:: WHAT THIS TASK INVOLVES ::
Repeat each record exactly as written, and drop any images.

:: GIVEN INFORMATION ::
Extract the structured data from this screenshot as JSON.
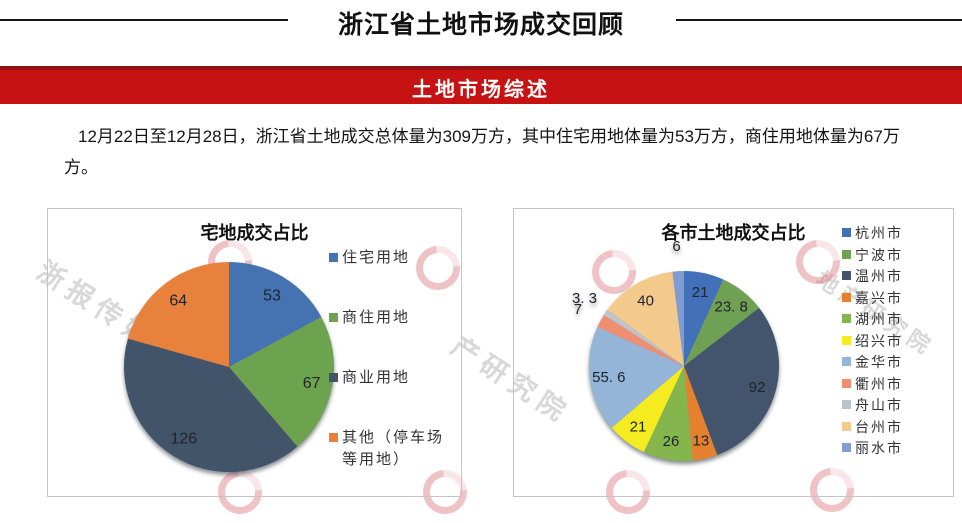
{
  "header": {
    "title": "浙江省土地市场成交回顾"
  },
  "section": {
    "banner": "土地市场综述",
    "paragraph": "12月22日至12月28日，浙江省土地成交总体量为309万方，其中住宅用地体量为53万方，商住用地体量为67万方。"
  },
  "watermark": {
    "brand_text": "浙报传媒地产研究院",
    "fragments": [
      "浙报传媒地产研究院",
      "产研究院",
      "地产研究院"
    ]
  },
  "theme": {
    "banner_red": "#c61212",
    "rule_black": "#161616",
    "watermark_pink": "#d66670"
  },
  "chart_data": [
    {
      "type": "pie",
      "title": "宅地成交占比",
      "legend_position": "right",
      "series": [
        {
          "label": "住宅用地",
          "value": 53,
          "value_label": "53",
          "color": "#4573b2"
        },
        {
          "label": "商住用地",
          "value": 67,
          "value_label": "67",
          "color": "#6da24e"
        },
        {
          "label": "商业用地",
          "value": 126,
          "value_label": "126",
          "color": "#42546a"
        },
        {
          "label": "其他（停车场等用地）",
          "value": 64,
          "value_label": "64",
          "color": "#e8813b"
        }
      ]
    },
    {
      "type": "pie",
      "title": "各市土地成交占比",
      "legend_position": "right",
      "series": [
        {
          "label": "杭州市",
          "value": 21,
          "value_label": "21",
          "color": "#4271ba"
        },
        {
          "label": "宁波市",
          "value": 23.8,
          "value_label": "23. 8",
          "color": "#6fa053"
        },
        {
          "label": "温州市",
          "value": 92,
          "value_label": "92",
          "color": "#42556c"
        },
        {
          "label": "嘉兴市",
          "value": 13,
          "value_label": "13",
          "color": "#e5802f"
        },
        {
          "label": "湖州市",
          "value": 26,
          "value_label": "26",
          "color": "#85b54d"
        },
        {
          "label": "绍兴市",
          "value": 21,
          "value_label": "21",
          "color": "#f4eb21"
        },
        {
          "label": "金华市",
          "value": 55.6,
          "value_label": "55. 6",
          "color": "#95b5d8"
        },
        {
          "label": "衢州市",
          "value": 7,
          "value_label": "7",
          "color": "#ee8f72"
        },
        {
          "label": "舟山市",
          "value": 3.3,
          "value_label": "3. 3",
          "color": "#bdc3cb"
        },
        {
          "label": "台州市",
          "value": 40,
          "value_label": "40",
          "color": "#f4c98c"
        },
        {
          "label": "丽水市",
          "value": 6,
          "value_label": "6",
          "color": "#7f9dd3"
        }
      ]
    }
  ]
}
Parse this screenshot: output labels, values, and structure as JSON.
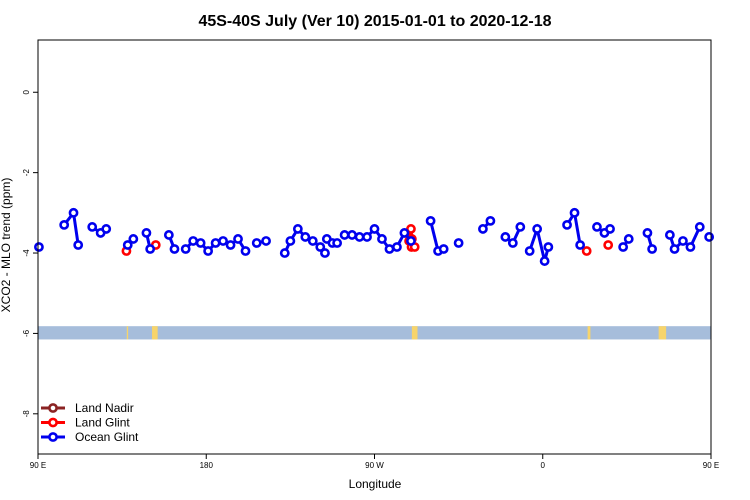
{
  "chart_data": {
    "type": "line",
    "title": "45S-40S July (Ver 10)   2015-01-01 to 2020-12-18",
    "xlabel": "Longitude",
    "ylabel": "XCO2 - MLO trend (ppm)",
    "xlim": [
      90,
      450
    ],
    "ylim": [
      -9,
      1.3
    ],
    "x_ticks": [
      {
        "value": 90,
        "label": "90 E"
      },
      {
        "value": 180,
        "label": "180"
      },
      {
        "value": 270,
        "label": "90 W"
      },
      {
        "value": 360,
        "label": "0"
      },
      {
        "value": 450,
        "label": "90 E"
      },
      {
        "value": 540,
        "label": "180"
      }
    ],
    "y_ticks": [
      {
        "value": 0,
        "label": "0"
      },
      {
        "value": -2,
        "label": "-2"
      },
      {
        "value": -4,
        "label": "-4"
      },
      {
        "value": -6,
        "label": "-6"
      },
      {
        "value": -8,
        "label": "-8"
      }
    ],
    "legend_position": "bottom-left",
    "land_band": {
      "y_top": -5.82,
      "y_bottom": -6.15,
      "ocean_color": "#a6bddb",
      "land_color": "#f7d46b",
      "land_spans": [
        [
          137.5,
          138.2
        ],
        [
          151,
          154
        ],
        [
          290,
          293
        ],
        [
          384,
          385.5
        ],
        [
          422,
          426
        ]
      ]
    },
    "series": [
      {
        "name": "Land Nadir",
        "color": "#8b2323",
        "segments": []
      },
      {
        "name": "Land Glint",
        "color": "#ff0000",
        "segments": [
          [
            [
              137.3,
              -3.95
            ]
          ],
          [
            [
              153,
              -3.8
            ]
          ],
          [
            [
              288.5,
              -3.7
            ],
            [
              289.5,
              -3.4
            ],
            [
              290,
              -3.65
            ],
            [
              289.8,
              -3.85
            ],
            [
              291.5,
              -3.85
            ]
          ],
          [
            [
              383.5,
              -3.95
            ]
          ],
          [
            [
              395,
              -3.8
            ]
          ]
        ]
      },
      {
        "name": "Ocean Glint",
        "color": "#0000ee",
        "segments": [
          [
            [
              90.5,
              -3.85
            ]
          ],
          [
            [
              104,
              -3.3
            ],
            [
              109,
              -3.0
            ],
            [
              111.5,
              -3.8
            ]
          ],
          [
            [
              119,
              -3.35
            ],
            [
              123.5,
              -3.5
            ],
            [
              126.5,
              -3.4
            ]
          ],
          [
            [
              138,
              -3.8
            ],
            [
              141,
              -3.65
            ]
          ],
          [
            [
              148,
              -3.5
            ],
            [
              150,
              -3.9
            ]
          ],
          [
            [
              160,
              -3.55
            ],
            [
              163,
              -3.9
            ]
          ],
          [
            [
              169,
              -3.9
            ],
            [
              173,
              -3.7
            ],
            [
              177,
              -3.75
            ],
            [
              181,
              -3.95
            ],
            [
              185,
              -3.75
            ],
            [
              189,
              -3.7
            ],
            [
              193,
              -3.8
            ],
            [
              197,
              -3.65
            ],
            [
              201,
              -3.95
            ]
          ],
          [
            [
              207,
              -3.75
            ],
            [
              212,
              -3.7
            ]
          ],
          [
            [
              222,
              -4.0
            ],
            [
              225,
              -3.7
            ],
            [
              229,
              -3.4
            ],
            [
              233,
              -3.6
            ],
            [
              237,
              -3.7
            ],
            [
              241,
              -3.85
            ],
            [
              243.5,
              -4.0
            ]
          ],
          [
            [
              244.5,
              -3.65
            ],
            [
              247.5,
              -3.75
            ],
            [
              250,
              -3.75
            ]
          ],
          [
            [
              254,
              -3.55
            ],
            [
              258,
              -3.55
            ],
            [
              262,
              -3.6
            ],
            [
              266,
              -3.6
            ],
            [
              270,
              -3.4
            ],
            [
              274,
              -3.65
            ],
            [
              278,
              -3.9
            ],
            [
              282,
              -3.85
            ],
            [
              286,
              -3.5
            ],
            [
              289.5,
              -3.7
            ]
          ],
          [
            [
              300,
              -3.2
            ],
            [
              304,
              -3.95
            ],
            [
              307,
              -3.9
            ]
          ],
          [
            [
              315,
              -3.75
            ]
          ],
          [
            [
              328,
              -3.4
            ],
            [
              332,
              -3.2
            ]
          ],
          [
            [
              340,
              -3.6
            ],
            [
              344,
              -3.75
            ],
            [
              348,
              -3.35
            ]
          ],
          [
            [
              353,
              -3.95
            ],
            [
              357,
              -3.4
            ],
            [
              361,
              -4.2
            ],
            [
              363,
              -3.85
            ]
          ],
          [
            [
              373,
              -3.3
            ],
            [
              377,
              -3.0
            ],
            [
              380,
              -3.8
            ]
          ],
          [
            [
              389,
              -3.35
            ],
            [
              393,
              -3.5
            ],
            [
              396,
              -3.4
            ]
          ],
          [
            [
              403,
              -3.85
            ],
            [
              406,
              -3.65
            ]
          ],
          [
            [
              416,
              -3.5
            ],
            [
              418.5,
              -3.9
            ]
          ],
          [
            [
              428,
              -3.55
            ],
            [
              430.5,
              -3.9
            ],
            [
              435,
              -3.7
            ],
            [
              439,
              -3.85
            ],
            [
              444,
              -3.35
            ]
          ],
          [
            [
              449,
              -3.6
            ]
          ]
        ]
      }
    ]
  }
}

:: COMPLETE RESPONSE ::
Extract the structured data from this screenshot as JSON.
{
  "header": {
    "title": "浙江省土地市场成交回顾"
  },
  "section": {
    "banner": "土地市场综述",
    "paragraph": "12月22日至12月28日，浙江省土地成交总体量为309万方，其中住宅用地体量为53万方，商住用地体量为67万方。"
  },
  "watermark": {
    "brand_text": "浙报传媒地产研究院",
    "fragments": [
      "浙报传媒地产研究院",
      "产研究院",
      "地产研究院"
    ]
  },
  "theme": {
    "banner_red": "#c61212",
    "rule_black": "#161616",
    "watermark_pink": "#d66670"
  },
  "chart_data": [
    {
      "type": "pie",
      "title": "宅地成交占比",
      "legend_position": "right",
      "series": [
        {
          "label": "住宅用地",
          "value": 53,
          "value_label": "53",
          "color": "#4573b2"
        },
        {
          "label": "商住用地",
          "value": 67,
          "value_label": "67",
          "color": "#6da24e"
        },
        {
          "label": "商业用地",
          "value": 126,
          "value_label": "126",
          "color": "#42546a"
        },
        {
          "label": "其他（停车场等用地）",
          "value": 64,
          "value_label": "64",
          "color": "#e8813b"
        }
      ]
    },
    {
      "type": "pie",
      "title": "各市土地成交占比",
      "legend_position": "right",
      "series": [
        {
          "label": "杭州市",
          "value": 21,
          "value_label": "21",
          "color": "#4271ba"
        },
        {
          "label": "宁波市",
          "value": 23.8,
          "value_label": "23. 8",
          "color": "#6fa053"
        },
        {
          "label": "温州市",
          "value": 92,
          "value_label": "92",
          "color": "#42556c"
        },
        {
          "label": "嘉兴市",
          "value": 13,
          "value_label": "13",
          "color": "#e5802f"
        },
        {
          "label": "湖州市",
          "value": 26,
          "value_label": "26",
          "color": "#85b54d"
        },
        {
          "label": "绍兴市",
          "value": 21,
          "value_label": "21",
          "color": "#f4eb21"
        },
        {
          "label": "金华市",
          "value": 55.6,
          "value_label": "55. 6",
          "color": "#95b5d8"
        },
        {
          "label": "衢州市",
          "value": 7,
          "value_label": "7",
          "color": "#ee8f72"
        },
        {
          "label": "舟山市",
          "value": 3.3,
          "value_label": "3. 3",
          "color": "#bdc3cb"
        },
        {
          "label": "台州市",
          "value": 40,
          "value_label": "40",
          "color": "#f4c98c"
        },
        {
          "label": "丽水市",
          "value": 6,
          "value_label": "6",
          "color": "#7f9dd3"
        }
      ]
    }
  ]
}
Parse this screenshot: output labels, values, and structure as JSON.
{
  "chart_data": {
    "type": "line",
    "title": "45S-40S July (Ver 10)   2015-01-01 to 2020-12-18",
    "xlabel": "Longitude",
    "ylabel": "XCO2 - MLO trend (ppm)",
    "xlim": [
      90,
      450
    ],
    "ylim": [
      -9,
      1.3
    ],
    "x_ticks": [
      {
        "value": 90,
        "label": "90 E"
      },
      {
        "value": 180,
        "label": "180"
      },
      {
        "value": 270,
        "label": "90 W"
      },
      {
        "value": 360,
        "label": "0"
      },
      {
        "value": 450,
        "label": "90 E"
      },
      {
        "value": 540,
        "label": "180"
      }
    ],
    "y_ticks": [
      {
        "value": 0,
        "label": "0"
      },
      {
        "value": -2,
        "label": "-2"
      },
      {
        "value": -4,
        "label": "-4"
      },
      {
        "value": -6,
        "label": "-6"
      },
      {
        "value": -8,
        "label": "-8"
      }
    ],
    "legend_position": "bottom-left",
    "land_band": {
      "y_top": -5.82,
      "y_bottom": -6.15,
      "ocean_color": "#a6bddb",
      "land_color": "#f7d46b",
      "land_spans": [
        [
          137.5,
          138.2
        ],
        [
          151,
          154
        ],
        [
          290,
          293
        ],
        [
          384,
          385.5
        ],
        [
          422,
          426
        ]
      ]
    },
    "series": [
      {
        "name": "Land Nadir",
        "color": "#8b2323",
        "segments": []
      },
      {
        "name": "Land Glint",
        "color": "#ff0000",
        "segments": [
          [
            [
              137.3,
              -3.95
            ]
          ],
          [
            [
              153,
              -3.8
            ]
          ],
          [
            [
              288.5,
              -3.7
            ],
            [
              289.5,
              -3.4
            ],
            [
              290,
              -3.65
            ],
            [
              289.8,
              -3.85
            ],
            [
              291.5,
              -3.85
            ]
          ],
          [
            [
              383.5,
              -3.95
            ]
          ],
          [
            [
              395,
              -3.8
            ]
          ]
        ]
      },
      {
        "name": "Ocean Glint",
        "color": "#0000ee",
        "segments": [
          [
            [
              90.5,
              -3.85
            ]
          ],
          [
            [
              104,
              -3.3
            ],
            [
              109,
              -3.0
            ],
            [
              111.5,
              -3.8
            ]
          ],
          [
            [
              119,
              -3.35
            ],
            [
              123.5,
              -3.5
            ],
            [
              126.5,
              -3.4
            ]
          ],
          [
            [
              138,
              -3.8
            ],
            [
              141,
              -3.65
            ]
          ],
          [
            [
              148,
              -3.5
            ],
            [
              150,
              -3.9
            ]
          ],
          [
            [
              160,
              -3.55
            ],
            [
              163,
              -3.9
            ]
          ],
          [
            [
              169,
              -3.9
            ],
            [
              173,
              -3.7
            ],
            [
              177,
              -3.75
            ],
            [
              181,
              -3.95
            ],
            [
              185,
              -3.75
            ],
            [
              189,
              -3.7
            ],
            [
              193,
              -3.8
            ],
            [
              197,
              -3.65
            ],
            [
              201,
              -3.95
            ]
          ],
          [
            [
              207,
              -3.75
            ],
            [
              212,
              -3.7
            ]
          ],
          [
            [
              222,
              -4.0
            ],
            [
              225,
              -3.7
            ],
            [
              229,
              -3.4
            ],
            [
              233,
              -3.6
            ],
            [
              237,
              -3.7
            ],
            [
              241,
              -3.85
            ],
            [
              243.5,
              -4.0
            ]
          ],
          [
            [
              244.5,
              -3.65
            ],
            [
              247.5,
              -3.75
            ],
            [
              250,
              -3.75
            ]
          ],
          [
            [
              254,
              -3.55
            ],
            [
              258,
              -3.55
            ],
            [
              262,
              -3.6
            ],
            [
              266,
              -3.6
            ],
            [
              270,
              -3.4
            ],
            [
              274,
              -3.65
            ],
            [
              278,
              -3.9
            ],
            [
              282,
              -3.85
            ],
            [
              286,
              -3.5
            ],
            [
              289.5,
              -3.7
            ]
          ],
          [
            [
              300,
              -3.2
            ],
            [
              304,
              -3.95
            ],
            [
              307,
              -3.9
            ]
          ],
          [
            [
              315,
              -3.75
            ]
          ],
          [
            [
              328,
              -3.4
            ],
            [
              332,
              -3.2
            ]
          ],
          [
            [
              340,
              -3.6
            ],
            [
              344,
              -3.75
            ],
            [
              348,
              -3.35
            ]
          ],
          [
            [
              353,
              -3.95
            ],
            [
              357,
              -3.4
            ],
            [
              361,
              -4.2
            ],
            [
              363,
              -3.85
            ]
          ],
          [
            [
              373,
              -3.3
            ],
            [
              377,
              -3.0
            ],
            [
              380,
              -3.8
            ]
          ],
          [
            [
              389,
              -3.35
            ],
            [
              393,
              -3.5
            ],
            [
              396,
              -3.4
            ]
          ],
          [
            [
              403,
              -3.85
            ],
            [
              406,
              -3.65
            ]
          ],
          [
            [
              416,
              -3.5
            ],
            [
              418.5,
              -3.9
            ]
          ],
          [
            [
              428,
              -3.55
            ],
            [
              430.5,
              -3.9
            ],
            [
              435,
              -3.7
            ],
            [
              439,
              -3.85
            ],
            [
              444,
              -3.35
            ]
          ],
          [
            [
              449,
              -3.6
            ]
          ]
        ]
      }
    ]
  }
}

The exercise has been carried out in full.